[Stored items from a collection]
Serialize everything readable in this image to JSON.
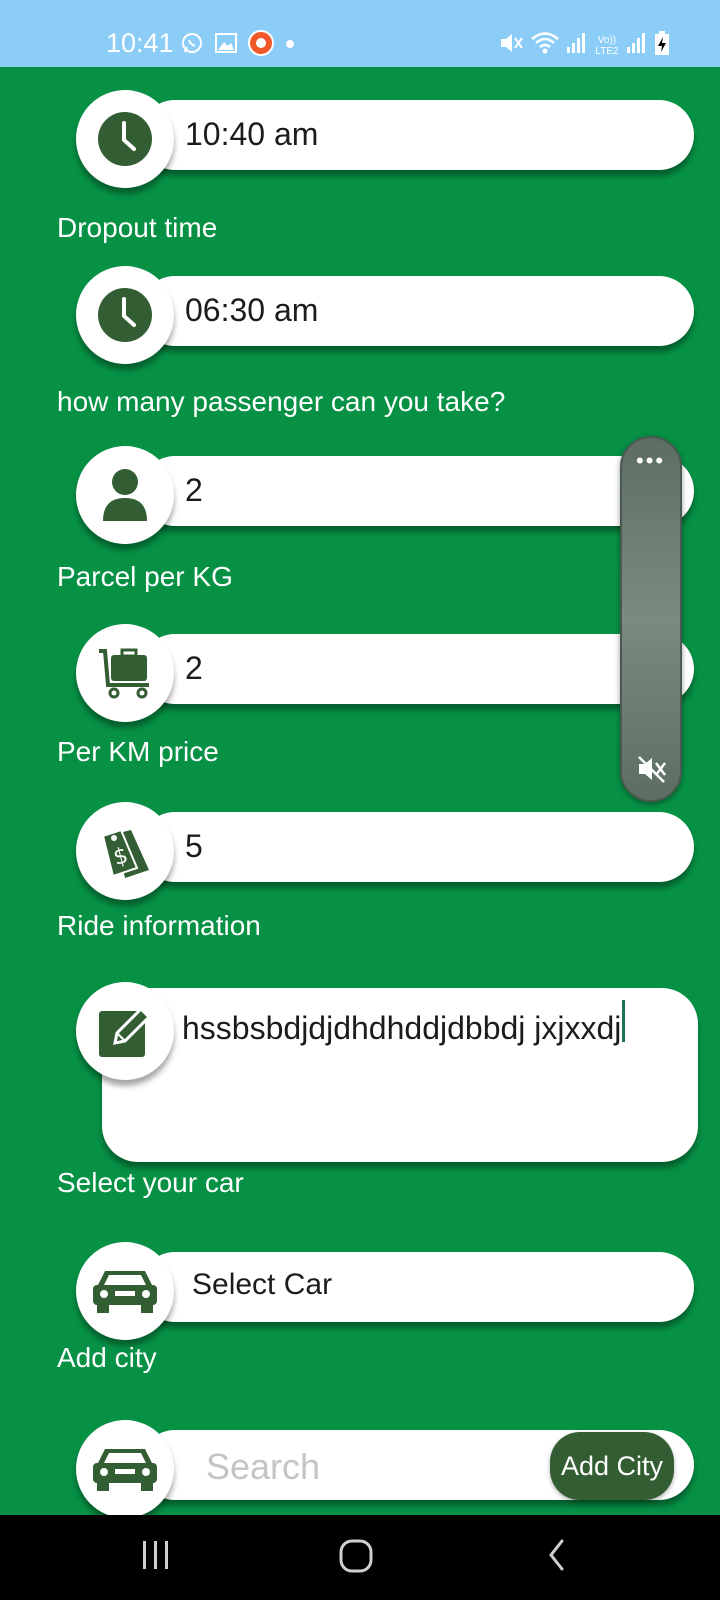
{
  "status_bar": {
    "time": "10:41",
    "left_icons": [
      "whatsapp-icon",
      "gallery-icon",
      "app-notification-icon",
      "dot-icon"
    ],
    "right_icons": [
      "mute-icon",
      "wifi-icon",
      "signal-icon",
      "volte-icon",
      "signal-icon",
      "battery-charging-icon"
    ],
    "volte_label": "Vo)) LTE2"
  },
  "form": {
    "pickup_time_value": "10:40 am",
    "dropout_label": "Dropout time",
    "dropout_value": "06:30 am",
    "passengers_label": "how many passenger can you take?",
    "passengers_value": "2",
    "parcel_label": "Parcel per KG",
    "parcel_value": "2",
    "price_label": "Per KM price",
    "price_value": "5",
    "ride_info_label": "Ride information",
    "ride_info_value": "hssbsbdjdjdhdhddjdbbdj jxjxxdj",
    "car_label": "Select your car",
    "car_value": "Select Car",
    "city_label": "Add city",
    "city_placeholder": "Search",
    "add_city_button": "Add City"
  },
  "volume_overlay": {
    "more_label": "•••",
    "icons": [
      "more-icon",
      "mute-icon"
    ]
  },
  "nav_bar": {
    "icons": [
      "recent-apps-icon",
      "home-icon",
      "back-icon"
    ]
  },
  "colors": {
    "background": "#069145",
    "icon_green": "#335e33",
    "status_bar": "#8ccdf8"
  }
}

▶ **DO THIS**
Quote each line of the listing exactly, but leave the pictures out.

▶ **THE SOLUTION**
Serialize everything readable in this image to JSON.
{
  "status_bar": {
    "time": "10:41",
    "left_icons": [
      "whatsapp-icon",
      "gallery-icon",
      "app-notification-icon",
      "dot-icon"
    ],
    "right_icons": [
      "mute-icon",
      "wifi-icon",
      "signal-icon",
      "volte-icon",
      "signal-icon",
      "battery-charging-icon"
    ],
    "volte_label": "Vo)) LTE2"
  },
  "form": {
    "pickup_time_value": "10:40 am",
    "dropout_label": "Dropout time",
    "dropout_value": "06:30 am",
    "passengers_label": "how many passenger can you take?",
    "passengers_value": "2",
    "parcel_label": "Parcel per KG",
    "parcel_value": "2",
    "price_label": "Per KM price",
    "price_value": "5",
    "ride_info_label": "Ride information",
    "ride_info_value": "hssbsbdjdjdhdhddjdbbdj jxjxxdj",
    "car_label": "Select your car",
    "car_value": "Select Car",
    "city_label": "Add city",
    "city_placeholder": "Search",
    "add_city_button": "Add City"
  },
  "volume_overlay": {
    "more_label": "•••",
    "icons": [
      "more-icon",
      "mute-icon"
    ]
  },
  "nav_bar": {
    "icons": [
      "recent-apps-icon",
      "home-icon",
      "back-icon"
    ]
  },
  "colors": {
    "background": "#069145",
    "icon_green": "#335e33",
    "status_bar": "#8ccdf8"
  }
}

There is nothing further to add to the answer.